> **WHAT TO PRODUCE**
Leave out the pictures and repeat the rest of the material exactly.

> **RECORD SET**

+===+

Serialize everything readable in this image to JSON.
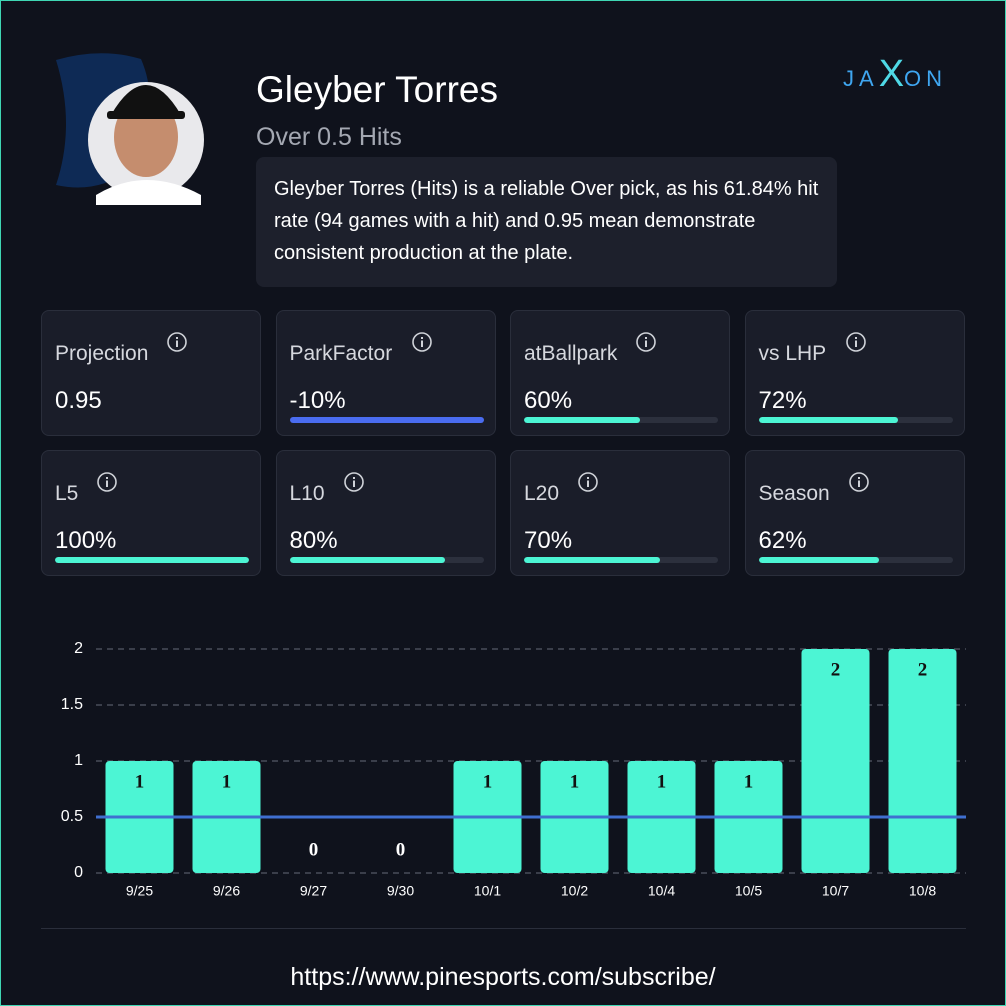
{
  "header": {
    "name": "Gleyber Torres",
    "subtitle": "Over 0.5 Hits",
    "description": "Gleyber Torres (Hits) is a reliable Over pick, as his 61.84% hit rate (94 games with a hit) and 0.95 mean demonstrate consistent production at the plate."
  },
  "brand": {
    "left": "JA",
    "mid": "X",
    "right": "ON"
  },
  "stats": [
    {
      "label": "Projection",
      "value": 0.95,
      "value_label": "0.95"
    },
    {
      "label": "ParkFactor",
      "value": -10,
      "value_label": "-10%",
      "track_color": "#4a6cf0"
    },
    {
      "label": "atBallpark",
      "value": 60,
      "value_label": "60%",
      "bar": true
    },
    {
      "label": "vs LHP",
      "value": 72,
      "value_label": "72%",
      "bar": true
    },
    {
      "label": "L5",
      "value": 100,
      "value_label": "100%",
      "bar": true
    },
    {
      "label": "L10",
      "value": 80,
      "value_label": "80%",
      "bar": true
    },
    {
      "label": "L20",
      "value": 70,
      "value_label": "70%",
      "bar": true
    },
    {
      "label": "Season",
      "value": 62,
      "value_label": "62%",
      "bar": true
    }
  ],
  "chart_data": {
    "type": "bar",
    "categories": [
      "9/25",
      "9/26",
      "9/27",
      "9/30",
      "10/1",
      "10/2",
      "10/4",
      "10/5",
      "10/7",
      "10/8"
    ],
    "values": [
      1,
      1,
      0,
      0,
      1,
      1,
      1,
      1,
      2,
      2
    ],
    "color": "#4cf5d4",
    "line_value": 0.5,
    "line_color": "#3f6fd0",
    "ylim": [
      0,
      2
    ],
    "yticks": [
      0,
      0.5,
      1,
      1.5,
      2
    ],
    "grid": true
  },
  "footer": {
    "url": "https://www.pinesports.com/subscribe/"
  }
}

+===+

> **THE REPLY**
Serialize everything readable in this image to JSON.
{
  "header": {
    "name": "Gleyber Torres",
    "subtitle": "Over 0.5 Hits",
    "description": "Gleyber Torres (Hits) is a reliable Over pick, as his 61.84% hit rate (94 games with a hit) and 0.95 mean demonstrate consistent production at the plate."
  },
  "brand": {
    "left": "JA",
    "mid": "X",
    "right": "ON"
  },
  "stats": [
    {
      "label": "Projection",
      "value": 0.95,
      "value_label": "0.95"
    },
    {
      "label": "ParkFactor",
      "value": -10,
      "value_label": "-10%",
      "track_color": "#4a6cf0"
    },
    {
      "label": "atBallpark",
      "value": 60,
      "value_label": "60%",
      "bar": true
    },
    {
      "label": "vs LHP",
      "value": 72,
      "value_label": "72%",
      "bar": true
    },
    {
      "label": "L5",
      "value": 100,
      "value_label": "100%",
      "bar": true
    },
    {
      "label": "L10",
      "value": 80,
      "value_label": "80%",
      "bar": true
    },
    {
      "label": "L20",
      "value": 70,
      "value_label": "70%",
      "bar": true
    },
    {
      "label": "Season",
      "value": 62,
      "value_label": "62%",
      "bar": true
    }
  ],
  "chart_data": {
    "type": "bar",
    "categories": [
      "9/25",
      "9/26",
      "9/27",
      "9/30",
      "10/1",
      "10/2",
      "10/4",
      "10/5",
      "10/7",
      "10/8"
    ],
    "values": [
      1,
      1,
      0,
      0,
      1,
      1,
      1,
      1,
      2,
      2
    ],
    "color": "#4cf5d4",
    "line_value": 0.5,
    "line_color": "#3f6fd0",
    "ylim": [
      0,
      2
    ],
    "yticks": [
      0,
      0.5,
      1,
      1.5,
      2
    ],
    "grid": true
  },
  "footer": {
    "url": "https://www.pinesports.com/subscribe/"
  }
}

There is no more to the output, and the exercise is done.